— start DATA FOR THIS EXERCISE —

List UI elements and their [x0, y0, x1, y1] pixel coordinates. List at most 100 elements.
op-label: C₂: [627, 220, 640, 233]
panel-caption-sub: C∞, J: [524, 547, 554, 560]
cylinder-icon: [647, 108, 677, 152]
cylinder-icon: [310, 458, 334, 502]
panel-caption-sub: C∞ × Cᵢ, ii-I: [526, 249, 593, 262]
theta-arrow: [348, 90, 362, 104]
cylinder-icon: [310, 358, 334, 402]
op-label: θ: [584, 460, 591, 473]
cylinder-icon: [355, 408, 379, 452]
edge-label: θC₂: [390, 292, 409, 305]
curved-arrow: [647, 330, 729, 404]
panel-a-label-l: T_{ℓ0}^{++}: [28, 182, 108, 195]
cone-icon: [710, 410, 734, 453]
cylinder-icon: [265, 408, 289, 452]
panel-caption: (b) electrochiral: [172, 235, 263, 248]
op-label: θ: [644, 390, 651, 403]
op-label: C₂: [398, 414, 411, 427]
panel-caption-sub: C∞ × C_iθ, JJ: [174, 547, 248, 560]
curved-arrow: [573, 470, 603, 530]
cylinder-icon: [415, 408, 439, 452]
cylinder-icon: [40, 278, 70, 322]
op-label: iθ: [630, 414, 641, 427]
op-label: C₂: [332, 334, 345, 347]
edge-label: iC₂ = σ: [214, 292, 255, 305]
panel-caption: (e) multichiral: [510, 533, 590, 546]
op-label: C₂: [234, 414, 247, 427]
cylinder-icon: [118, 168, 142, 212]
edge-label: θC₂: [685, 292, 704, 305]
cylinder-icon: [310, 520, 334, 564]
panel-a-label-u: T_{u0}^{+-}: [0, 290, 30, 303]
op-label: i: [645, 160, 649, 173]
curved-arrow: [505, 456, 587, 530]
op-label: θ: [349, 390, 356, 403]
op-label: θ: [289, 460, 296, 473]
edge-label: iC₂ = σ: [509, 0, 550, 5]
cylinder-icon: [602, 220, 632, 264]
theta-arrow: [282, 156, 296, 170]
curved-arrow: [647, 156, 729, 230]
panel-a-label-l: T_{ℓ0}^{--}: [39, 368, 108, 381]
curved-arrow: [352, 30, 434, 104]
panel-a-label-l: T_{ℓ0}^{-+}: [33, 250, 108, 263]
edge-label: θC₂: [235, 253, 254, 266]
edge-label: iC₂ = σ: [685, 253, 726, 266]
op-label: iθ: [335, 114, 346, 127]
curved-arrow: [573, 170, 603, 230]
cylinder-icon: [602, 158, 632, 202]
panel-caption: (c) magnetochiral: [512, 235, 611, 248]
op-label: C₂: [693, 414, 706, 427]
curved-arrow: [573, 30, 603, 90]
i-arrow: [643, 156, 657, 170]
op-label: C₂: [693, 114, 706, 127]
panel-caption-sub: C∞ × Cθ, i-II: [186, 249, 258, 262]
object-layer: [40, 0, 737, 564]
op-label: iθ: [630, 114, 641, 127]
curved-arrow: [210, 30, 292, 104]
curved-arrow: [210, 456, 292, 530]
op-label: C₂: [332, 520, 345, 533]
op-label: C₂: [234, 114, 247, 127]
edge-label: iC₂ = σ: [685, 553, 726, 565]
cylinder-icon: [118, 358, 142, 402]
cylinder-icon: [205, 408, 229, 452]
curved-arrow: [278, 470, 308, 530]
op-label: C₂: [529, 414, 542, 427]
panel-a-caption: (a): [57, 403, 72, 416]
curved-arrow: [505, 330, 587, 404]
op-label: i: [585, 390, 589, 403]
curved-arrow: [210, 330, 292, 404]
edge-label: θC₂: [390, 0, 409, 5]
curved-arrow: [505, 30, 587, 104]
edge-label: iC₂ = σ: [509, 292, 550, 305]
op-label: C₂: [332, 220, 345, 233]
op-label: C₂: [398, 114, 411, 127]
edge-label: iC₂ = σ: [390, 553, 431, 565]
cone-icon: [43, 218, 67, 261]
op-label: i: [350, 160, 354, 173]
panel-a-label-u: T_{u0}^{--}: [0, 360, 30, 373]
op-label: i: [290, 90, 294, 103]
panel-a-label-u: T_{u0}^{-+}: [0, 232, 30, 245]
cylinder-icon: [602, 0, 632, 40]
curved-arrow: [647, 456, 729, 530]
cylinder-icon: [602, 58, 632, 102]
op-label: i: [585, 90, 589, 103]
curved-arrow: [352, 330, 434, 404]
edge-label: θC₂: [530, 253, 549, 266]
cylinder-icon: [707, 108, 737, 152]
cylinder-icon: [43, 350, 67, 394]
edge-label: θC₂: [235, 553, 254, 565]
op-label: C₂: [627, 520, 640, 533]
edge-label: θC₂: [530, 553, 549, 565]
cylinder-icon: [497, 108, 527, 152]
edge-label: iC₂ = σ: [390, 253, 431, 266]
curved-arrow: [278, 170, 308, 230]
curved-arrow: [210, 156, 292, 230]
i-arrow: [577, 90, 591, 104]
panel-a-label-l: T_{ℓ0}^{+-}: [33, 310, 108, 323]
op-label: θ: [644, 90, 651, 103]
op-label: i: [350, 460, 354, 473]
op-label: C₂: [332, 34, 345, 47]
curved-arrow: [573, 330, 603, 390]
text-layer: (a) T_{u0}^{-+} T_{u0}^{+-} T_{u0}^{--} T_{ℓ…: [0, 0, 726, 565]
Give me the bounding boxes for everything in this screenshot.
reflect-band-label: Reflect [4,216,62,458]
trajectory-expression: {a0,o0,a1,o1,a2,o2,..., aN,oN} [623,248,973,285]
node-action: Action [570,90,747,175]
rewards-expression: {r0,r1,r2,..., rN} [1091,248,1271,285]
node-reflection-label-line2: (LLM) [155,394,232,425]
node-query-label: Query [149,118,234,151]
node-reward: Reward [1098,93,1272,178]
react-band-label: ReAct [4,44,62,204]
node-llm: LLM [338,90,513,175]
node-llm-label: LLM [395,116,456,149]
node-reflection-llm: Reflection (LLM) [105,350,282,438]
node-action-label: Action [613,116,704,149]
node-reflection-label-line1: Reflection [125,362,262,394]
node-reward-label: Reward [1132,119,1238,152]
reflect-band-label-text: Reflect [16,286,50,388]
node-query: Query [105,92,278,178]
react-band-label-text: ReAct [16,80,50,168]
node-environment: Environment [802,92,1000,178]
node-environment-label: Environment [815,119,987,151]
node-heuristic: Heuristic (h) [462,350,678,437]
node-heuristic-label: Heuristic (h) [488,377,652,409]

— end DATA FOR THIS EXERCISE —

_GOAL:_ Extract the entries word for word, starting with the first line and ending after the line that contains "edge-label: θC₂: [685, 292, 704, 305]".

_WRITTEN RESPONSE:_
List UI elements and their [x0, y0, x1, y1] pixel coordinates. List at most 100 elements.
op-label: C₂: [627, 220, 640, 233]
panel-caption-sub: C∞, J: [524, 547, 554, 560]
cylinder-icon: [647, 108, 677, 152]
cylinder-icon: [310, 458, 334, 502]
panel-caption-sub: C∞ × Cᵢ, ii-I: [526, 249, 593, 262]
theta-arrow: [348, 90, 362, 104]
cylinder-icon: [310, 358, 334, 402]
op-label: θ: [584, 460, 591, 473]
cylinder-icon: [355, 408, 379, 452]
edge-label: θC₂: [390, 292, 409, 305]
curved-arrow: [647, 330, 729, 404]
panel-a-label-l: T_{ℓ0}^{++}: [28, 182, 108, 195]
cone-icon: [710, 410, 734, 453]
cylinder-icon: [265, 408, 289, 452]
panel-caption: (b) electrochiral: [172, 235, 263, 248]
op-label: θ: [644, 390, 651, 403]
op-label: C₂: [398, 414, 411, 427]
panel-caption-sub: C∞ × C_iθ, JJ: [174, 547, 248, 560]
curved-arrow: [573, 470, 603, 530]
cylinder-icon: [415, 408, 439, 452]
cylinder-icon: [40, 278, 70, 322]
op-label: iθ: [630, 414, 641, 427]
op-label: C₂: [332, 334, 345, 347]
edge-label: iC₂ = σ: [214, 292, 255, 305]
panel-caption: (e) multichiral: [510, 533, 590, 546]
op-label: C₂: [234, 414, 247, 427]
cylinder-icon: [118, 168, 142, 212]
edge-label: θC₂: [685, 292, 704, 305]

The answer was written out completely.